- _TASK GOAL_: Work out how many lines of the records contain "Cookies". Answer with the number and nothing else.

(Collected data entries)

** begin **

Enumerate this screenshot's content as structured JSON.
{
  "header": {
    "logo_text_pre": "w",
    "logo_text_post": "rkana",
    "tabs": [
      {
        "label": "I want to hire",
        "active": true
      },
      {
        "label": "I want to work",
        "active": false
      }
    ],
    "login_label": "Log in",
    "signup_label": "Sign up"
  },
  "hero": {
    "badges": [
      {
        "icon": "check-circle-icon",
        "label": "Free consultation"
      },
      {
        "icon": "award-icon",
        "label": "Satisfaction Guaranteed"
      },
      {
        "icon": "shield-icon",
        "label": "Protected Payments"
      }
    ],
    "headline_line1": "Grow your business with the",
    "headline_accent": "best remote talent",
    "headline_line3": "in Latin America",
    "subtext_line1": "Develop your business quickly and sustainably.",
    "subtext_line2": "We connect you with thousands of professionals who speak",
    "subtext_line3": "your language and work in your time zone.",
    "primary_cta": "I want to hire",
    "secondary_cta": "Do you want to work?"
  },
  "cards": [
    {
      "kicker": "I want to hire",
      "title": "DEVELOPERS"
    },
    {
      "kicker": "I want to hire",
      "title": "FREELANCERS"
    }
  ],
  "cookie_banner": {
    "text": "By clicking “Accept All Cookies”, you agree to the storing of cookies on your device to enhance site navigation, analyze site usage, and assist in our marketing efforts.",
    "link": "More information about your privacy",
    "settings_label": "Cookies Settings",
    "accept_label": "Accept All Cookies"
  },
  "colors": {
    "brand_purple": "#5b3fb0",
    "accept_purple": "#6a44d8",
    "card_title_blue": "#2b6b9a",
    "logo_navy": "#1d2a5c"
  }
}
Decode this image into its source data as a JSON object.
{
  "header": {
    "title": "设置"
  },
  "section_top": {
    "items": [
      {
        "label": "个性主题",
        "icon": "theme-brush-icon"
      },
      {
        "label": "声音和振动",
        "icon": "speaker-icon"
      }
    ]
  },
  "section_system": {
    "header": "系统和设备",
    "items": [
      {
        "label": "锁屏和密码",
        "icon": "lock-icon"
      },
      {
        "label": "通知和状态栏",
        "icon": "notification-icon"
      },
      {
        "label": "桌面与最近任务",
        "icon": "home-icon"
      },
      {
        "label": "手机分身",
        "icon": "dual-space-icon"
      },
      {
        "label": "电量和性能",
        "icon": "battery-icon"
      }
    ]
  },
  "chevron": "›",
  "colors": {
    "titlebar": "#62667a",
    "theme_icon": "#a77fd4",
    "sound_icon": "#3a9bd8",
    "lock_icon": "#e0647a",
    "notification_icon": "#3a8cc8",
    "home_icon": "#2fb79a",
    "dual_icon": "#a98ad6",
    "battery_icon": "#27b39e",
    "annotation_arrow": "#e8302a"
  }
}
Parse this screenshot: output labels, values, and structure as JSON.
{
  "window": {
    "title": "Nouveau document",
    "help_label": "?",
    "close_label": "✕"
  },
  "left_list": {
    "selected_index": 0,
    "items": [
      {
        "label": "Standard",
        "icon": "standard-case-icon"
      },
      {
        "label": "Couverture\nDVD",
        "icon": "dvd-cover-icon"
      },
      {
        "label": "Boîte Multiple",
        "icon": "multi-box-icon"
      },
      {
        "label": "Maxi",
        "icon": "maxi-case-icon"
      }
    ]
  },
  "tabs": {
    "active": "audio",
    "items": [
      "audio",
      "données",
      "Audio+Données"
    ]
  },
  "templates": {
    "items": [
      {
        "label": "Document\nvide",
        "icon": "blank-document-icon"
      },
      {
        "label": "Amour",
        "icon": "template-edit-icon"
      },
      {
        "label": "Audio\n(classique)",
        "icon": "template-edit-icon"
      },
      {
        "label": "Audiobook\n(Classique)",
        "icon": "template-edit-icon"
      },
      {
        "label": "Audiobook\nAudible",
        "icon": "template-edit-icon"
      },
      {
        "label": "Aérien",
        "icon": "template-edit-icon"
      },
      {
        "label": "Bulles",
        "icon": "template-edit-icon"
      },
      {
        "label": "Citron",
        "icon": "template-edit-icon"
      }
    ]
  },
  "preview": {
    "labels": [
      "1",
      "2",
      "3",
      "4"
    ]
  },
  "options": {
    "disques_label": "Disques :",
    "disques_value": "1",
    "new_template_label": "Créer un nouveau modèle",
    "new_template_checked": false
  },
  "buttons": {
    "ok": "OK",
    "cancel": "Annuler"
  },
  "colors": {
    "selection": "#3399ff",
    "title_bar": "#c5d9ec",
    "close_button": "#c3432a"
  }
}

** end **

- _ANSWER_: 3